Keep every line where the word "from" appears; drop the rest.

* start INPUT ROWS *

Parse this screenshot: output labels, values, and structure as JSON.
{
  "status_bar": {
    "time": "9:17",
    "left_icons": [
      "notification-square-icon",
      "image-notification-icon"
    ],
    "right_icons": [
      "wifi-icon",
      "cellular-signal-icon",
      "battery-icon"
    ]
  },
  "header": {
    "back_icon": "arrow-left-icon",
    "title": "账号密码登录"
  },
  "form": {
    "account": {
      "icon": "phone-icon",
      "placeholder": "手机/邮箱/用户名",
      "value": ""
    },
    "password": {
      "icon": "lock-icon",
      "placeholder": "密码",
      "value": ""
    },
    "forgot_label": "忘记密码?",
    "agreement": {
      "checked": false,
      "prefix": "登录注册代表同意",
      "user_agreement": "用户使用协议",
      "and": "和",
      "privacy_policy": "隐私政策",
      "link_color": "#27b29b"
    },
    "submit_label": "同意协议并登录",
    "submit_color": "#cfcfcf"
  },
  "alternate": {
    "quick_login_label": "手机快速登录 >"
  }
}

* end INPUT ROWS *
* start INPUT ROWS *

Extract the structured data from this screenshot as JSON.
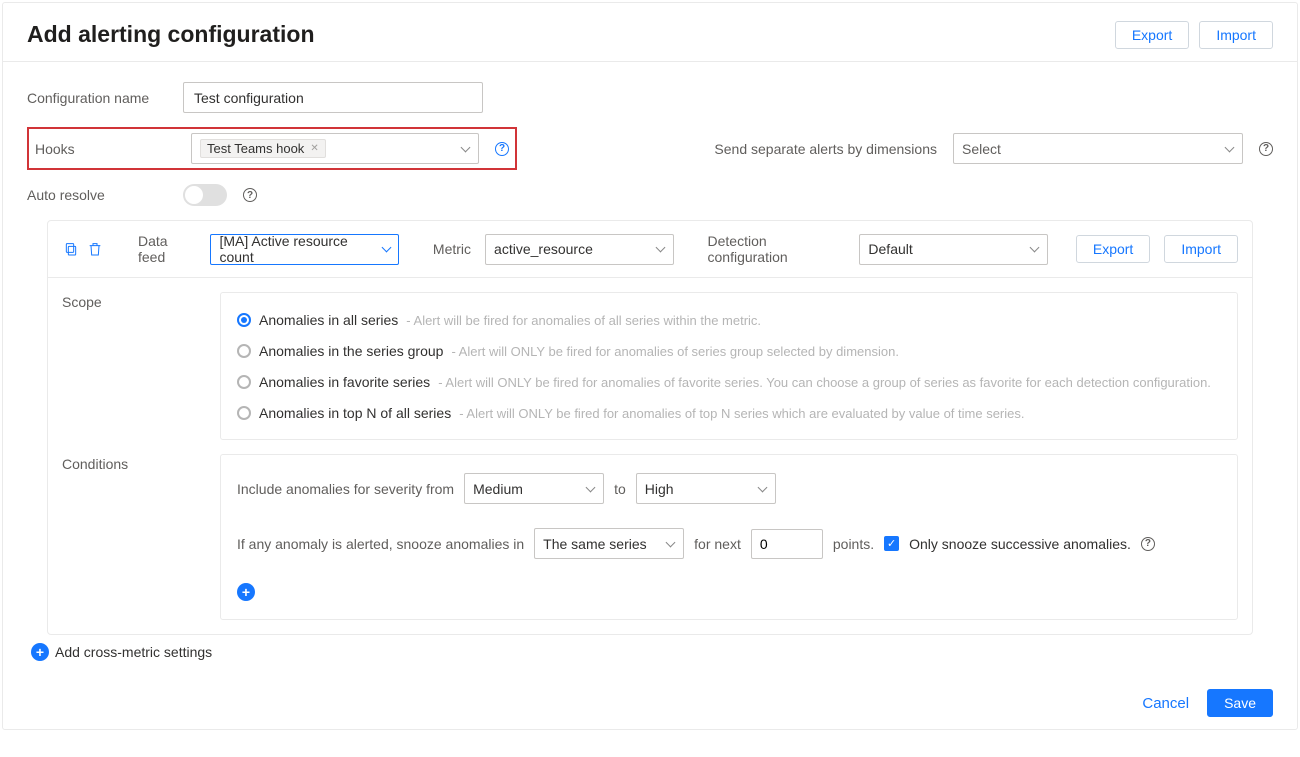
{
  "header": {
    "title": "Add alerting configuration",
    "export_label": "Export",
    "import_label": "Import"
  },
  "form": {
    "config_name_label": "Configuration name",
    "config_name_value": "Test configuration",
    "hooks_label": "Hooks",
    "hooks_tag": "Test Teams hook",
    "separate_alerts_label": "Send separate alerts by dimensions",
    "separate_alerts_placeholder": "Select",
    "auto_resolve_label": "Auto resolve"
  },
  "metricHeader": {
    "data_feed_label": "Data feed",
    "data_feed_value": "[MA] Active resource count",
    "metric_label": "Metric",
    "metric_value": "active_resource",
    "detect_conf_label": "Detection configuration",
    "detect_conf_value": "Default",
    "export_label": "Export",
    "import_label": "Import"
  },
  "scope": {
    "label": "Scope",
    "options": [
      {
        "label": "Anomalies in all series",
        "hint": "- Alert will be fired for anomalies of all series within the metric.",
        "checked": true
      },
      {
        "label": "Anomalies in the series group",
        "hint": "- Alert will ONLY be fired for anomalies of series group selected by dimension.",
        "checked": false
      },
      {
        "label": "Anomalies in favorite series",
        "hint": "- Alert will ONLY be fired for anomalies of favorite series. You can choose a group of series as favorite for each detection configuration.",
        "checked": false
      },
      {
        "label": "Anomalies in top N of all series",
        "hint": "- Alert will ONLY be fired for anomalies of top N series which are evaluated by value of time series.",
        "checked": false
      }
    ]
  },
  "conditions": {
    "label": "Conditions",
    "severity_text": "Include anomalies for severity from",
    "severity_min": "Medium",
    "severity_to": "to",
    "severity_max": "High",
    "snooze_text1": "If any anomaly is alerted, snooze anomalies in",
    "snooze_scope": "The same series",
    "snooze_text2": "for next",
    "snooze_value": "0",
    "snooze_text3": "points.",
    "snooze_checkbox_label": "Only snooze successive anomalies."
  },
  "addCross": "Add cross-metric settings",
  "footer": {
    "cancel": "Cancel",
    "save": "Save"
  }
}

* end INPUT ROWS *
* start INPUT ROWS *

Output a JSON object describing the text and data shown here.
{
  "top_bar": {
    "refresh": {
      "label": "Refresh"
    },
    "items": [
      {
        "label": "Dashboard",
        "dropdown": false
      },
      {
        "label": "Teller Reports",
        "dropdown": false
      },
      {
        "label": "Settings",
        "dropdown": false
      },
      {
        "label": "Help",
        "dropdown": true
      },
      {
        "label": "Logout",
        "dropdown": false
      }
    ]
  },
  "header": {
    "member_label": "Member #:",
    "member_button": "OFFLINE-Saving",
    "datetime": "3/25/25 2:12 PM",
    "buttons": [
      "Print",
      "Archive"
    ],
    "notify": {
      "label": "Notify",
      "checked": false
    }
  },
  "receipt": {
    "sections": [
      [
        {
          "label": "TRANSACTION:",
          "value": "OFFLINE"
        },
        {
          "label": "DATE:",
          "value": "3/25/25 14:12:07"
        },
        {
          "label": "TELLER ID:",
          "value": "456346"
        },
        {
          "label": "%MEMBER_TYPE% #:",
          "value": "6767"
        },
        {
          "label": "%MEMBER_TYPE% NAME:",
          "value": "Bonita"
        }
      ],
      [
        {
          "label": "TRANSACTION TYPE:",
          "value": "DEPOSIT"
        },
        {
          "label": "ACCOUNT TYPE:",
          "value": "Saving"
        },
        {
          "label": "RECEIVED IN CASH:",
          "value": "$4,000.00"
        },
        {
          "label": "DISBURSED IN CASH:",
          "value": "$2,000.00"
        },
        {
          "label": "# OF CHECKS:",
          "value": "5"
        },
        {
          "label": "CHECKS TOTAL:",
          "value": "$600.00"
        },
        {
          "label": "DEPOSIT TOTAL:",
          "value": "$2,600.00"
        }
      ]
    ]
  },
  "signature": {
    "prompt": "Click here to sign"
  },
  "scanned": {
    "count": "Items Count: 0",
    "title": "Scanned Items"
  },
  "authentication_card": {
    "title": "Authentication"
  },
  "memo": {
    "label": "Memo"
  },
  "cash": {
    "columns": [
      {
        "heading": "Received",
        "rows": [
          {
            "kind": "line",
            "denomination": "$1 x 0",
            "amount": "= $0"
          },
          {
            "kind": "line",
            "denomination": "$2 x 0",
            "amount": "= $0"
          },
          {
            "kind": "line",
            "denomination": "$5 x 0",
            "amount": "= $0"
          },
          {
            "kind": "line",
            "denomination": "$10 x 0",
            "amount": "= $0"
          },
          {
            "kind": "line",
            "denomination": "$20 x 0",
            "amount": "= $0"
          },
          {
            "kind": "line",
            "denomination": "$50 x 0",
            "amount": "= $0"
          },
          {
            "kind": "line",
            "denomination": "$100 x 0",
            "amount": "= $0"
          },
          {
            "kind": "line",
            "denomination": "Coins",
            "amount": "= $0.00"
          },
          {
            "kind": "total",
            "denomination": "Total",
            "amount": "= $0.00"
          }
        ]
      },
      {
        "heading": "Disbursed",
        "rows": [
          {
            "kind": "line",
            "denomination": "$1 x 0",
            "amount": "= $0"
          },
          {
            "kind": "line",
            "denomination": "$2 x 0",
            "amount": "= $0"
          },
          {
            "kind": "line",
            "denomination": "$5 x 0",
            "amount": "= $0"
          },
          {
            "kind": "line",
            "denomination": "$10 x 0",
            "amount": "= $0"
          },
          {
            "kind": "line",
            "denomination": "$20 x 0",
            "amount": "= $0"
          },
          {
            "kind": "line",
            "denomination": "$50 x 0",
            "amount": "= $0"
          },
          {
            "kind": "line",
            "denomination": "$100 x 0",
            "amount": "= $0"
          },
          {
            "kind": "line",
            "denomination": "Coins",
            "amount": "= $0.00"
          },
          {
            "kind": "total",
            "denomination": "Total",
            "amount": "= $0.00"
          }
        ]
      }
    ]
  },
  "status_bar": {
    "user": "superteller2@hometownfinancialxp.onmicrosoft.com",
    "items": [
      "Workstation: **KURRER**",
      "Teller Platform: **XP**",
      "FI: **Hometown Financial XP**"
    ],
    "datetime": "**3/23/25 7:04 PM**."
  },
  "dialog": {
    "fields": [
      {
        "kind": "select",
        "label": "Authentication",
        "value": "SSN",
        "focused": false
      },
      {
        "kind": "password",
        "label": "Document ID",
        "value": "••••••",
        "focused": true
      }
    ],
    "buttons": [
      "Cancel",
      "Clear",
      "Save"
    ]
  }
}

* end INPUT ROWS *

THE SOLUTION ::
Extract the structured data from this screenshot as JSON.
    "severity_text": "Include anomalies for severity from",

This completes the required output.